Below are records to repeat exactly. Omit the pictures from the copy.

◆ MATERIAL ◆
>>>

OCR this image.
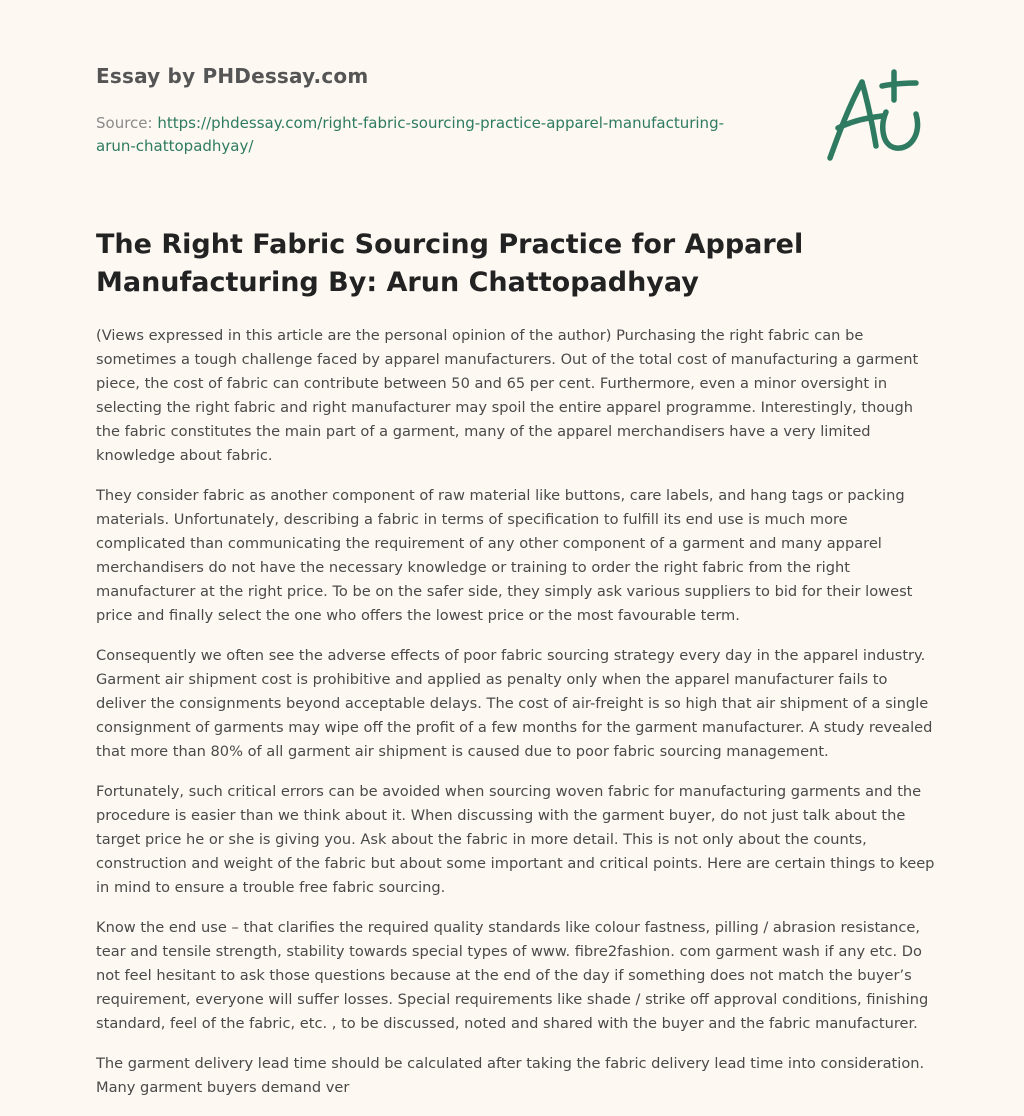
Essay by PHDessay.com
Source: https://phdessay.com/right-fabric-sourcing-practice-apparel-manufacturing-arun-chattopadhyay/
The Right Fabric Sourcing Practice for Apparel Manufacturing By: Arun Chattopadhyay

(Views expressed in this article are the personal opinion of the author) Purchasing the right fabric can be sometimes a tough challenge faced by apparel manufacturers. Out of the total cost of manufacturing a garment piece, the cost of fabric can contribute between 50 and 65 per cent. Furthermore, even a minor oversight in selecting the right fabric and right manufacturer may spoil the entire apparel programme. Interestingly, though the fabric constitutes the main part of a garment, many of the apparel merchandisers have a very limited knowledge about fabric.

They consider fabric as another component of raw material like buttons, care labels, and hang tags or packing materials. Unfortunately, describing a fabric in terms of specification to fulfill its end use is much more complicated than communicating the requirement of any other component of a garment and many apparel merchandisers do not have the necessary knowledge or training to order the right fabric from the right manufacturer at the right price. To be on the safer side, they simply ask various suppliers to bid for their lowest price and finally select the one who offers the lowest price or the most favourable term.

Consequently we often see the adverse effects of poor fabric sourcing strategy every day in the apparel industry. Garment air shipment cost is prohibitive and applied as penalty only when the apparel manufacturer fails to deliver the consignments beyond acceptable delays. The cost of air-freight is so high that air shipment of a single consignment of garments may wipe off the profit of a few months for the garment manufacturer. A study revealed that more than 80% of all garment air shipment is caused due to poor fabric sourcing management.

Fortunately, such critical errors can be avoided when sourcing woven fabric for manufacturing garments and the procedure is easier than we think about it. When discussing with the garment buyer, do not just talk about the target price he or she is giving you. Ask about the fabric in more detail. This is not only about the counts, construction and weight of the fabric but about some important and critical points. Here are certain things to keep in mind to ensure a trouble free fabric sourcing.

Know the end use – that clarifies the required quality standards like colour fastness, pilling / abrasion resistance, tear and tensile strength, stability towards special types of www. fibre2fashion. com garment wash if any etc. Do not feel hesitant to ask those questions because at the end of the day if something does not match the buyer’s requirement, everyone will suffer losses. Special requirements like shade / strike off approval conditions, finishing standard, feel of the fabric, etc. , to be discussed, noted and shared with the buyer and the fabric manufacturer.

The garment delivery lead time should be calculated after taking the fabric delivery lead time into consideration. Many garment buyers demand ver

<<<

◆ THE COMPLETED TASK ◆
OCR this image.
Essay by PHDessay.com
Source: https://phdessay.com/right-fabric-sourcing-practice-apparel-manufacturing-arun-chattopadhyay/
The Right Fabric Sourcing Practice for Apparel Manufacturing By: Arun Chattopadhyay

(Views expressed in this article are the personal opinion of the author) Purchasing the right fabric can be sometimes a tough challenge faced by apparel manufacturers. Out of the total cost of manufacturing a garment piece, the cost of fabric can contribute between 50 and 65 per cent. Furthermore, even a minor oversight in selecting the right fabric and right manufacturer may spoil the entire apparel programme. Interestingly, though the fabric constitutes the main part of a garment, many of the apparel merchandisers have a very limited knowledge about fabric.

They consider fabric as another component of raw material like buttons, care labels, and hang tags or packing materials. Unfortunately, describing a fabric in terms of specification to fulfill its end use is much more complicated than communicating the requirement of any other component of a garment and many apparel merchandisers do not have the necessary knowledge or training to order the right fabric from the right manufacturer at the right price. To be on the safer side, they simply ask various suppliers to bid for their lowest price and finally select the one who offers the lowest price or the most favourable term.

Consequently we often see the adverse effects of poor fabric sourcing strategy every day in the apparel industry. Garment air shipment cost is prohibitive and applied as penalty only when the apparel manufacturer fails to deliver the consignments beyond acceptable delays. The cost of air-freight is so high that air shipment of a single consignment of garments may wipe off the profit of a few months for the garment manufacturer. A study revealed that more than 80% of all garment air shipment is caused due to poor fabric sourcing management.

Fortunately, such critical errors can be avoided when sourcing woven fabric for manufacturing garments and the procedure is easier than we think about it. When discussing with the garment buyer, do not just talk about the target price he or she is giving you. Ask about the fabric in more detail. This is not only about the counts, construction and weight of the fabric but about some important and critical points. Here are certain things to keep in mind to ensure a trouble free fabric sourcing.

Know the end use – that clarifies the required quality standards like colour fastness, pilling / abrasion resistance, tear and tensile strength, stability towards special types of www. fibre2fashion. com garment wash if any etc. Do not feel hesitant to ask those questions because at the end of the day if something does not match the buyer’s requirement, everyone will suffer losses. Special requirements like shade / strike off approval conditions, finishing standard, feel of the fabric, etc. , to be discussed, noted and shared with the buyer and the fabric manufacturer.

The garment delivery lead time should be calculated after taking the fabric delivery lead time into consideration. Many garment buyers demand ver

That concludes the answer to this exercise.